* WORK REQUIRED: Work out how many lines hold "Nature". Give the number and nothing else.

--- BEGIN DATA RECORDS ---

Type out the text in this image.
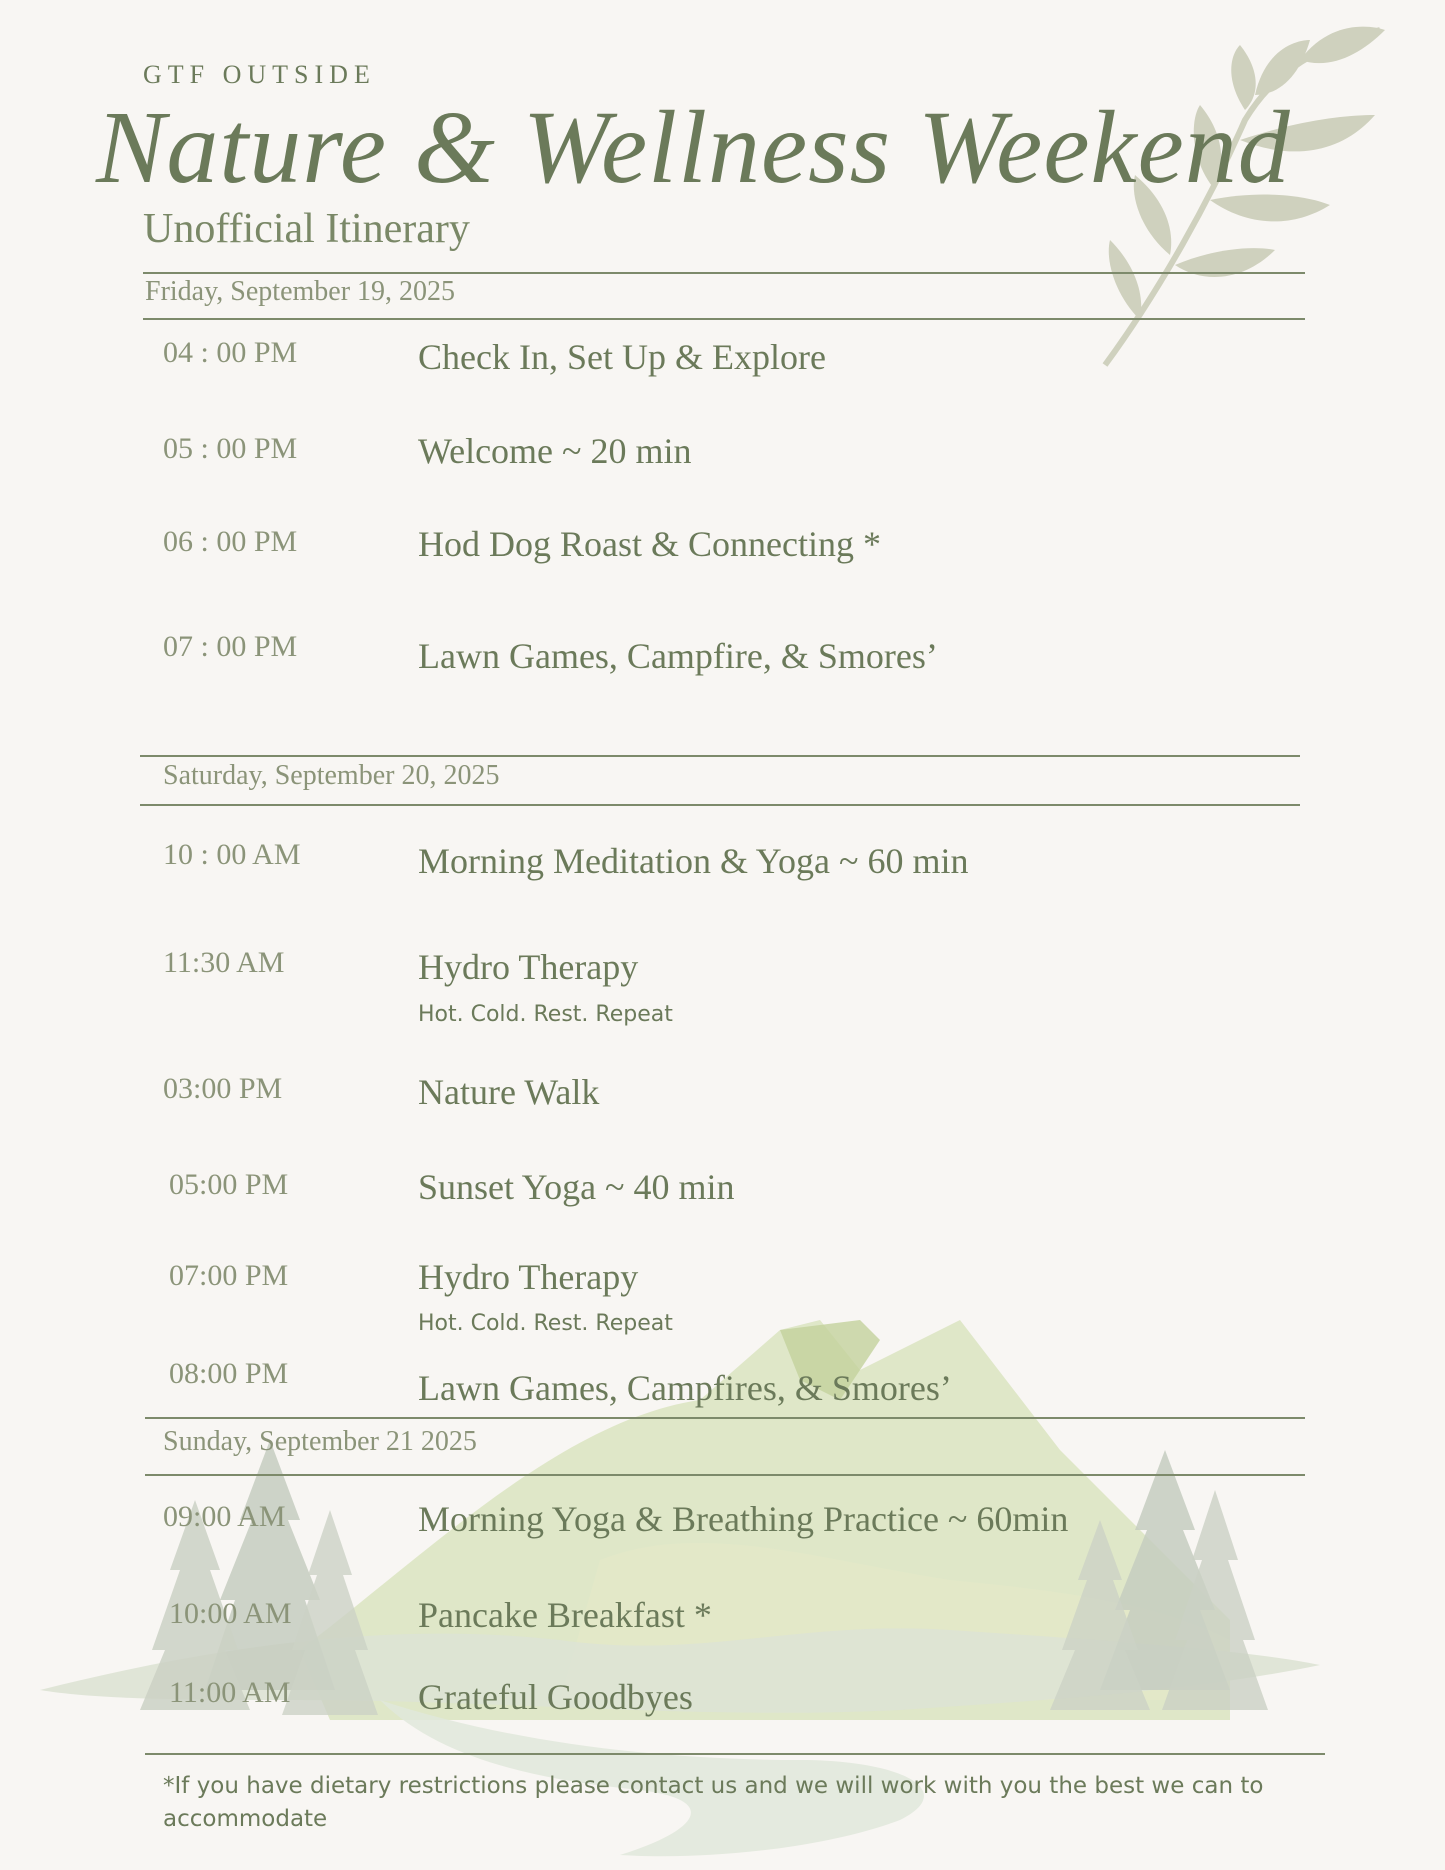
GTF OUTSIDE
Nature & Wellness Weekend
Unofficial Itinerary
Friday, September 19, 2025
04 : 00 PM	Check In, Set Up & Explore
05 : 00 PM	Welcome ~ 20 min
06 : 00 PM	Hod Dog Roast & Connecting *
07 : 00 PM	Lawn Games, Campfire, & Smores’
Saturday, September 20, 2025
10 : 00 AM	Morning Meditation & Yoga ~ 60 min
11:30 AM	Hydro Therapy
Hot. Cold. Rest. Repeat
03:00 PM	Nature Walk
05:00 PM	Sunset Yoga ~ 40 min
07:00 PM	Hydro Therapy
Hot. Cold. Rest. Repeat
08:00 PM	Lawn Games, Campfires, & Smores’
Sunday, September 21 2025
09:00 AM	Morning Yoga & Breathing Practice ~ 60min
10:00 AM	Pancake Breakfast *
11:00 AM	Grateful Goodbyes
*If you have dietary restrictions please contact us and we will work with you the best we can to accommodate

--- END DATA RECORDS ---

* EXERCISE RESPONSE: 2